▶ [WORK INSTRUCTIONS]
Filter the entries below, keeping every line that has the word "type".

____ EXERCISE MATERIAL

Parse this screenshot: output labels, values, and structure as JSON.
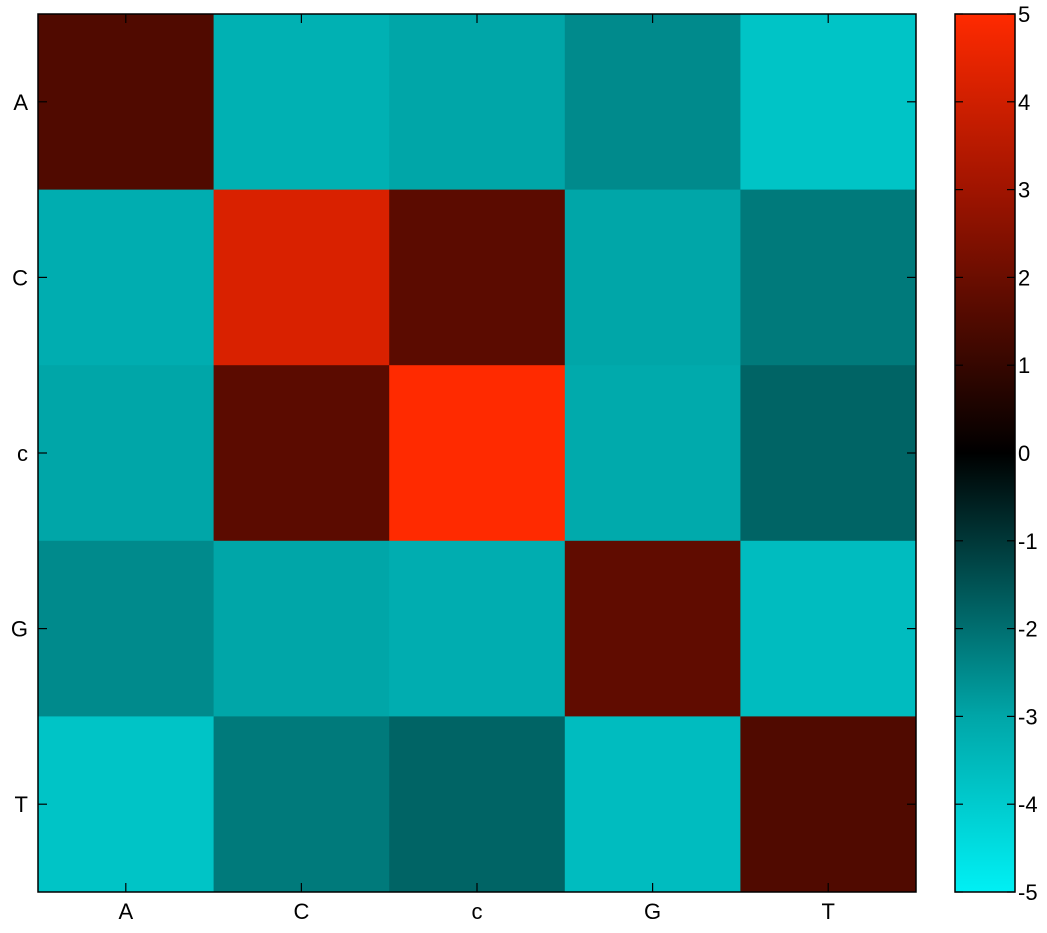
{
  "chart_data": {
    "type": "heatmap",
    "x_categories": [
      "A",
      "C",
      "c",
      "G",
      "T"
    ],
    "y_categories": [
      "A",
      "C",
      "c",
      "G",
      "T"
    ],
    "values": [
      [
        1.5,
        -3.3,
        -3.0,
        -2.5,
        -3.8
      ],
      [
        -3.2,
        4.2,
        1.7,
        -3.0,
        -2.2
      ],
      [
        -3.0,
        1.7,
        5.0,
        -3.1,
        -1.8
      ],
      [
        -2.5,
        -3.0,
        -3.2,
        1.8,
        -3.6
      ],
      [
        -3.8,
        -2.2,
        -1.8,
        -3.6,
        1.5
      ]
    ],
    "colorbar": {
      "range": [
        -5,
        5
      ],
      "ticks": [
        5,
        4,
        3,
        2,
        1,
        0,
        -1,
        -2,
        -3,
        -4,
        -5
      ],
      "tick_labels": [
        "5",
        "4",
        "3",
        "2",
        "1",
        "0",
        "-1",
        "-2",
        "-3",
        "-4",
        "-5"
      ],
      "colormap": [
        {
          "v": -5,
          "color": "#00f0f4"
        },
        {
          "v": -3,
          "color": "#00a6a8"
        },
        {
          "v": 0,
          "color": "#000000"
        },
        {
          "v": 3,
          "color": "#a01400"
        },
        {
          "v": 5,
          "color": "#ff2a00"
        }
      ]
    },
    "title": "",
    "xlabel": "",
    "ylabel": "",
    "grid": false
  }
}
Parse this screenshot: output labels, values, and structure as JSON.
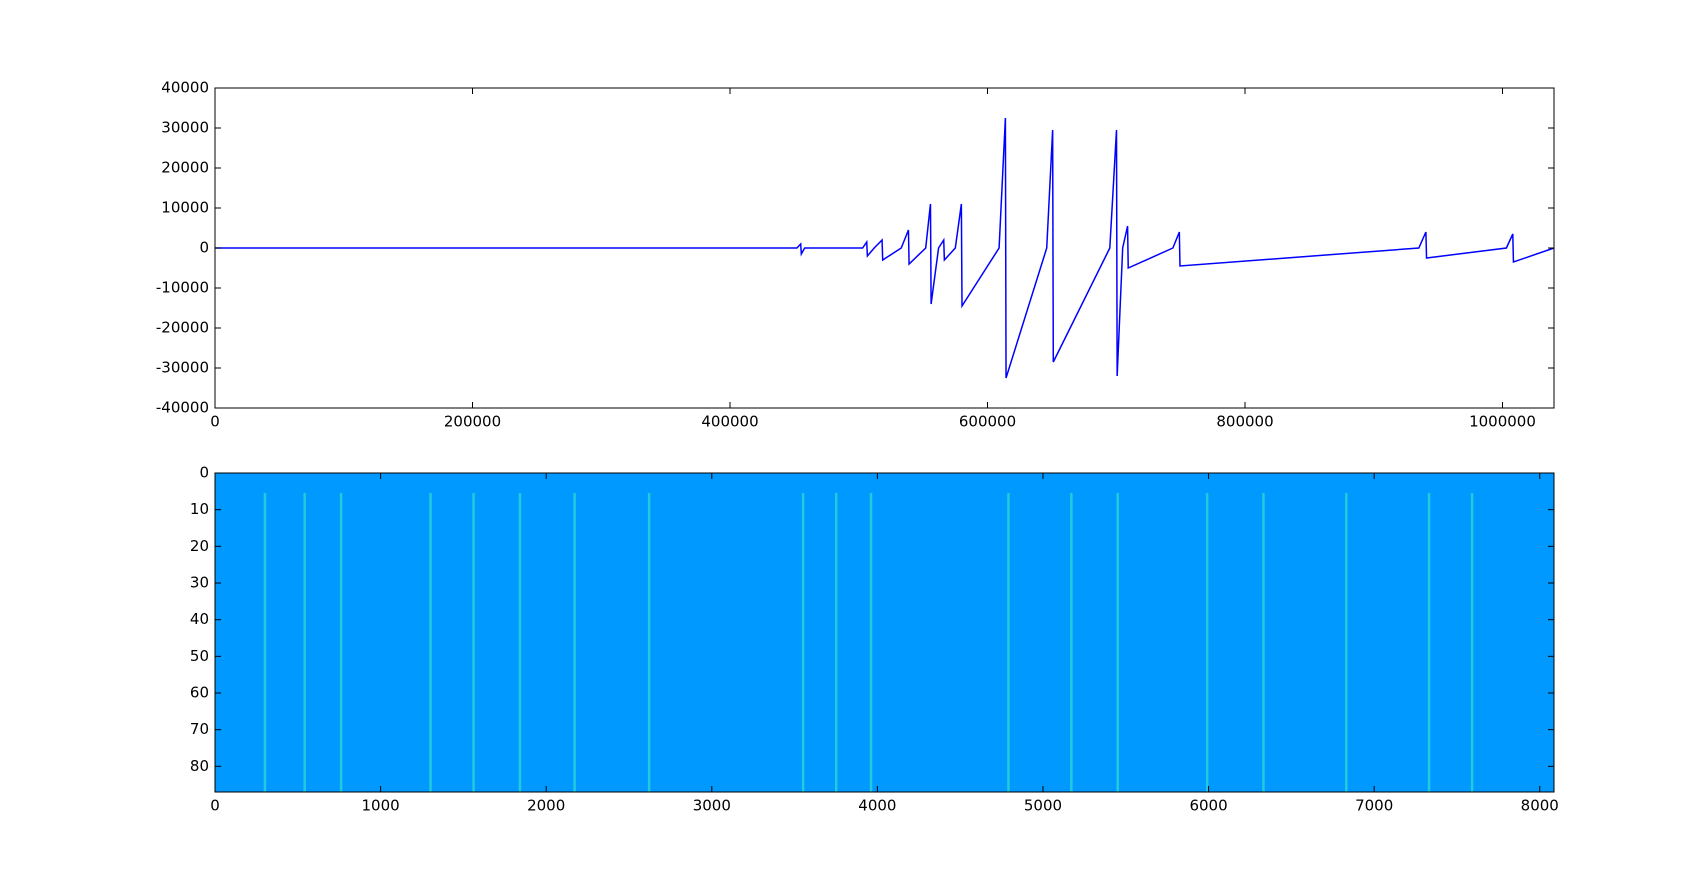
{
  "chart_data": [
    {
      "type": "line",
      "x": [
        0,
        452000,
        454900,
        455400,
        458000,
        503000,
        506200,
        506700,
        512000,
        518100,
        518600,
        533000,
        538600,
        539100,
        552000,
        555700,
        556200,
        562000,
        566000,
        566500,
        575000,
        579700,
        580200,
        609000,
        613900,
        614400,
        646000,
        650600,
        651100,
        695000,
        700200,
        700700,
        705000,
        708800,
        709300,
        744000,
        749000,
        749500,
        935000,
        940500,
        941000,
        1003000,
        1008000,
        1008500,
        1040000
      ],
      "series": [
        {
          "color": "#0000ff",
          "values": [
            0,
            0,
            1000,
            -1500,
            0,
            0,
            1500,
            -2000,
            0,
            2000,
            -3000,
            0,
            4500,
            -4000,
            0,
            11000,
            -14000,
            0,
            2000,
            -3000,
            0,
            11000,
            -14500,
            0,
            32500,
            -32500,
            0,
            29500,
            -28500,
            0,
            29500,
            -32000,
            0,
            5500,
            -5000,
            0,
            4000,
            -4500,
            0,
            4000,
            -2500,
            0,
            3500,
            -3500,
            0
          ]
        }
      ],
      "xlim": [
        0,
        1040000
      ],
      "ylim": [
        -40000,
        40000
      ],
      "xticks": [
        0,
        200000,
        400000,
        600000,
        800000,
        1000000
      ],
      "yticks": [
        -40000,
        -30000,
        -20000,
        -10000,
        0,
        10000,
        20000,
        30000,
        40000
      ]
    },
    {
      "type": "heatmap",
      "color": "#0099ff",
      "stripe_color": "#33ddcc",
      "x": [
        300,
        540,
        760,
        1300,
        1560,
        1840,
        2170,
        2620,
        3550,
        3750,
        3960,
        4790,
        5170,
        5450,
        5990,
        6330,
        6830,
        7330,
        7590
      ],
      "xlim": [
        0,
        8086
      ],
      "ylim": [
        87,
        0
      ],
      "xticks": [
        0,
        1000,
        2000,
        3000,
        4000,
        5000,
        6000,
        7000,
        8000
      ],
      "yticks": [
        0,
        10,
        20,
        30,
        40,
        50,
        60,
        70,
        80
      ]
    }
  ]
}
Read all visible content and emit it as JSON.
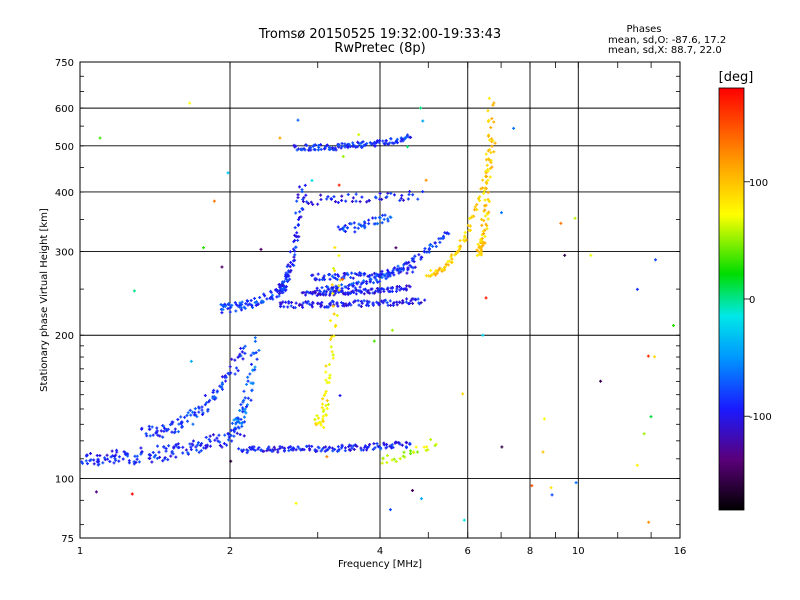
{
  "chart_data": {
    "type": "scatter",
    "title": "Tromsø 20150525 19:32:00-19:33:43",
    "subtitle": "RwPretec (8p)",
    "xlabel": "Frequency [MHz]",
    "ylabel": "Stationary phase Virtual Height [km]",
    "xscale": "log",
    "yscale": "log",
    "xlim": [
      1,
      16
    ],
    "ylim": [
      75,
      750
    ],
    "x_ticks": [
      1,
      2,
      4,
      6,
      8,
      10,
      16
    ],
    "x_tick_labels": [
      "1",
      "2",
      "4",
      "6",
      "8",
      "10",
      "16"
    ],
    "y_ticks": [
      75,
      100,
      200,
      300,
      400,
      500,
      600,
      750
    ],
    "y_tick_labels": [
      "75",
      "100",
      "200",
      "300",
      "400",
      "500",
      "600",
      "750"
    ],
    "x_gridlines": [
      2,
      4,
      6,
      8,
      10
    ],
    "y_gridlines": [
      100,
      200,
      300,
      400,
      500,
      600
    ],
    "grid": true,
    "phase_header": "Phases",
    "phase_stats": [
      "mean, sd,O:  -87.6, 17.2",
      "mean, sd,X:  88.7, 22.0"
    ],
    "colorbar": {
      "label": "[deg]",
      "ticks": [
        100,
        0,
        -100
      ],
      "tick_labels": [
        "100",
        "0",
        "-100"
      ],
      "range": [
        -180,
        180
      ],
      "position": "right"
    },
    "traces": [
      {
        "description_only_for_render": false,
        "phase": -90,
        "x_range": [
          1.0,
          2.1
        ],
        "y_range": [
          110,
          125
        ],
        "n": 150,
        "spread": 0.05
      },
      {
        "phase": -85,
        "x_range": [
          1.35,
          2.15
        ],
        "y_range": [
          125,
          190
        ],
        "n": 110,
        "spread": 0.04
      },
      {
        "phase": -70,
        "x_range": [
          2.05,
          2.25
        ],
        "y_range": [
          130,
          195
        ],
        "n": 60,
        "spread": 0.04
      },
      {
        "phase": -92,
        "x_range": [
          2.1,
          4.6
        ],
        "y_range": [
          115,
          118
        ],
        "n": 140,
        "spread": 0.02
      },
      {
        "phase": -80,
        "x_range": [
          1.9,
          2.6
        ],
        "y_range": [
          228,
          255
        ],
        "n": 80,
        "spread": 0.03
      },
      {
        "phase": -95,
        "x_range": [
          2.5,
          4.9
        ],
        "y_range": [
          232,
          236
        ],
        "n": 110,
        "spread": 0.02
      },
      {
        "phase": -100,
        "x_range": [
          2.8,
          4.6
        ],
        "y_range": [
          245,
          252
        ],
        "n": 100,
        "spread": 0.015
      },
      {
        "phase": -90,
        "x_range": [
          2.9,
          4.7
        ],
        "y_range": [
          265,
          275
        ],
        "n": 80,
        "spread": 0.02
      },
      {
        "phase": -85,
        "x_range": [
          3.0,
          5.5
        ],
        "y_range": [
          250,
          330
        ],
        "n": 110,
        "spread": 0.02
      },
      {
        "phase": -90,
        "x_range": [
          2.5,
          2.8
        ],
        "y_range": [
          250,
          420
        ],
        "n": 80,
        "spread": 0.03
      },
      {
        "phase": -88,
        "x_range": [
          2.7,
          4.6
        ],
        "y_range": [
          495,
          520
        ],
        "n": 120,
        "spread": 0.02
      },
      {
        "phase": -95,
        "x_range": [
          2.75,
          4.8
        ],
        "y_range": [
          385,
          395
        ],
        "n": 50,
        "spread": 0.03
      },
      {
        "phase": -80,
        "x_range": [
          3.3,
          4.2
        ],
        "y_range": [
          335,
          360
        ],
        "n": 40,
        "spread": 0.03
      },
      {
        "phase": 95,
        "x_range": [
          5.0,
          6.8
        ],
        "y_range": [
          270,
          520
        ],
        "n": 80,
        "spread": 0.02
      },
      {
        "phase": 95,
        "x_range": [
          6.3,
          6.7
        ],
        "y_range": [
          300,
          620
        ],
        "n": 90,
        "spread": 0.03
      },
      {
        "phase": 80,
        "x_range": [
          3.0,
          3.3
        ],
        "y_range": [
          130,
          300
        ],
        "n": 60,
        "spread": 0.04
      },
      {
        "phase": 60,
        "x_range": [
          4.0,
          5.2
        ],
        "y_range": [
          110,
          120
        ],
        "n": 25,
        "spread": 0.03
      },
      {
        "phase": 10,
        "x_range": [
          1.0,
          16.0
        ],
        "y_range": [
          80,
          700
        ],
        "n": 60,
        "spread": 0.0
      }
    ]
  }
}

________

▶ [REPLY TO THE TASK]
    "type": "heatmap",
      "type": "line",
      "type": "heatmap",
    "type": "scatter",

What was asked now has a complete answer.